=== RECORDS SHOWN ===
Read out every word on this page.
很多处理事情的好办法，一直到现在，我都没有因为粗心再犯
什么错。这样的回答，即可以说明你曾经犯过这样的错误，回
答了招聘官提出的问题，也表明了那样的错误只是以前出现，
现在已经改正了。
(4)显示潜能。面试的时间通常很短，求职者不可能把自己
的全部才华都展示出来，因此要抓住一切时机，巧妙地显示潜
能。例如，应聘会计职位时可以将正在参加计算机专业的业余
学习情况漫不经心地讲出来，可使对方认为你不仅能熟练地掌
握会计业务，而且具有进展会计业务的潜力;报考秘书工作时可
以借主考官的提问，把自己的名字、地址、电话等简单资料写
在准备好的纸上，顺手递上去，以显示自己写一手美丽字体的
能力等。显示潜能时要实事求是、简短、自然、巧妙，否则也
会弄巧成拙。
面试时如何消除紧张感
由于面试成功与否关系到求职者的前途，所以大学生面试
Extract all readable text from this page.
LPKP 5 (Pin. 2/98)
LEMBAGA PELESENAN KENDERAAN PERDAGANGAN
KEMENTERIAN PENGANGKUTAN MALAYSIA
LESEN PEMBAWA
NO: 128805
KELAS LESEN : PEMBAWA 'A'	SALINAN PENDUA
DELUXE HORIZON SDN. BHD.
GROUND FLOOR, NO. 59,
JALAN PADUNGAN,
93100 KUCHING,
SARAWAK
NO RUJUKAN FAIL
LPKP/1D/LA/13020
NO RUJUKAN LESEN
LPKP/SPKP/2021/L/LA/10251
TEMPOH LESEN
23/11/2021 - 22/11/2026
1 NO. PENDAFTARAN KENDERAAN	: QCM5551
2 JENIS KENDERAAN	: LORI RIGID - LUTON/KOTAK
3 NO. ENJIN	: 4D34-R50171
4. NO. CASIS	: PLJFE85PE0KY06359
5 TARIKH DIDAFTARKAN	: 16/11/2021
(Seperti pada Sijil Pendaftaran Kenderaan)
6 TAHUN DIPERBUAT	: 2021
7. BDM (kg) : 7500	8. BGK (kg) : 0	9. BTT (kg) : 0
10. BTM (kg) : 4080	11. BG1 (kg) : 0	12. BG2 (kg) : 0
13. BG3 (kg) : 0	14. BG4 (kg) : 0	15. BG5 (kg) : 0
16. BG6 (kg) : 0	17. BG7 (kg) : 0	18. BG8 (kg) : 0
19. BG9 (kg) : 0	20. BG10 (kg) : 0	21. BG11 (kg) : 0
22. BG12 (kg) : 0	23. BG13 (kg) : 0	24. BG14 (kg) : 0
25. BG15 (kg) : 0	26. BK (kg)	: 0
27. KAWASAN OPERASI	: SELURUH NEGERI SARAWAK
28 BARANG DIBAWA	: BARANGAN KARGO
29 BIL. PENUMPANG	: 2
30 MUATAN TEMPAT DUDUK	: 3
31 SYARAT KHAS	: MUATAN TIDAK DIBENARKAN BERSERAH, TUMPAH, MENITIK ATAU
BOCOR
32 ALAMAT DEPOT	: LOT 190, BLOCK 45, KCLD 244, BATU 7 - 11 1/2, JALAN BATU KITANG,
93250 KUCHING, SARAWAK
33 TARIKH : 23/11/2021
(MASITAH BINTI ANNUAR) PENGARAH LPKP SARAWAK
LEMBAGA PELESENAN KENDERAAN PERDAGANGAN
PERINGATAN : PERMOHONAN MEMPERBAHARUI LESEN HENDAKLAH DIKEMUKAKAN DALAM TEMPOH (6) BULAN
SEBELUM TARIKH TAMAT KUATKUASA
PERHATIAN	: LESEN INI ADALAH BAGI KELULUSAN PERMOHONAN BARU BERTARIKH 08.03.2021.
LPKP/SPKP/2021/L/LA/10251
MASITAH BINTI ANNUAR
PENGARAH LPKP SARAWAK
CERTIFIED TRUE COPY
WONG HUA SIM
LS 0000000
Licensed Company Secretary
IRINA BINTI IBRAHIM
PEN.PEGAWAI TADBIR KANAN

=== YOUR GOAL ===
Above are some records; repeat all of them exactly.

=== TASK RESULT ===
Read out every word on this page.
很多处理事情的好办法，一直到现在，我都没有因为粗心再犯
什么错。这样的回答，即可以说明你曾经犯过这样的错误，回
答了招聘官提出的问题，也表明了那样的错误只是以前出现，
现在已经改正了。
(4)显示潜能。面试的时间通常很短，求职者不可能把自己
的全部才华都展示出来，因此要抓住一切时机，巧妙地显示潜
能。例如，应聘会计职位时可以将正在参加计算机专业的业余
学习情况漫不经心地讲出来，可使对方认为你不仅能熟练地掌
握会计业务，而且具有进展会计业务的潜力;报考秘书工作时可
以借主考官的提问，把自己的名字、地址、电话等简单资料写
在准备好的纸上，顺手递上去，以显示自己写一手美丽字体的
能力等。显示潜能时要实事求是、简短、自然、巧妙，否则也
会弄巧成拙。
面试时如何消除紧张感
由于面试成功与否关系到求职者的前途，所以大学生面试
Extract all readable text from this page.
LPKP 5 (Pin. 2/98)
LEMBAGA PELESENAN KENDERAAN PERDAGANGAN
KEMENTERIAN PENGANGKUTAN MALAYSIA
LESEN PEMBAWA
NO: 128805
KELAS LESEN : PEMBAWA 'A'	SALINAN PENDUA
DELUXE HORIZON SDN. BHD.
GROUND FLOOR, NO. 59,
JALAN PADUNGAN,
93100 KUCHING,
SARAWAK
NO RUJUKAN FAIL
LPKP/1D/LA/13020
NO RUJUKAN LESEN
LPKP/SPKP/2021/L/LA/10251
TEMPOH LESEN
23/11/2021 - 22/11/2026
1 NO. PENDAFTARAN KENDERAAN	: QCM5551
2 JENIS KENDERAAN	: LORI RIGID - LUTON/KOTAK
3 NO. ENJIN	: 4D34-R50171
4. NO. CASIS	: PLJFE85PE0KY06359
5 TARIKH DIDAFTARKAN	: 16/11/2021
(Seperti pada Sijil Pendaftaran Kenderaan)
6 TAHUN DIPERBUAT	: 2021
7. BDM (kg) : 7500	8. BGK (kg) : 0	9. BTT (kg) : 0
10. BTM (kg) : 4080	11. BG1 (kg) : 0	12. BG2 (kg) : 0
13. BG3 (kg) : 0	14. BG4 (kg) : 0	15. BG5 (kg) : 0
16. BG6 (kg) : 0	17. BG7 (kg) : 0	18. BG8 (kg) : 0
19. BG9 (kg) : 0	20. BG10 (kg) : 0	21. BG11 (kg) : 0
22. BG12 (kg) : 0	23. BG13 (kg) : 0	24. BG14 (kg) : 0
25. BG15 (kg) : 0	26. BK (kg)	: 0
27. KAWASAN OPERASI	: SELURUH NEGERI SARAWAK
28 BARANG DIBAWA	: BARANGAN KARGO
29 BIL. PENUMPANG	: 2
30 MUATAN TEMPAT DUDUK	: 3
31 SYARAT KHAS	: MUATAN TIDAK DIBENARKAN BERSERAH, TUMPAH, MENITIK ATAU
BOCOR
32 ALAMAT DEPOT	: LOT 190, BLOCK 45, KCLD 244, BATU 7 - 11 1/2, JALAN BATU KITANG,
93250 KUCHING, SARAWAK
33 TARIKH : 23/11/2021
(MASITAH BINTI ANNUAR) PENGARAH LPKP SARAWAK
LEMBAGA PELESENAN KENDERAAN PERDAGANGAN
PERINGATAN : PERMOHONAN MEMPERBAHARUI LESEN HENDAKLAH DIKEMUKAKAN DALAM TEMPOH (6) BULAN
SEBELUM TARIKH TAMAT KUATKUASA
PERHATIAN	: LESEN INI ADALAH BAGI KELULUSAN PERMOHONAN BARU BERTARIKH 08.03.2021.
LPKP/SPKP/2021/L/LA/10251
MASITAH BINTI ANNUAR
PENGARAH LPKP SARAWAK
CERTIFIED TRUE COPY
WONG HUA SIM
LS 0000000
Licensed Company Secretary
IRINA BINTI IBRAHIM
PEN.PEGAWAI TADBIR KANAN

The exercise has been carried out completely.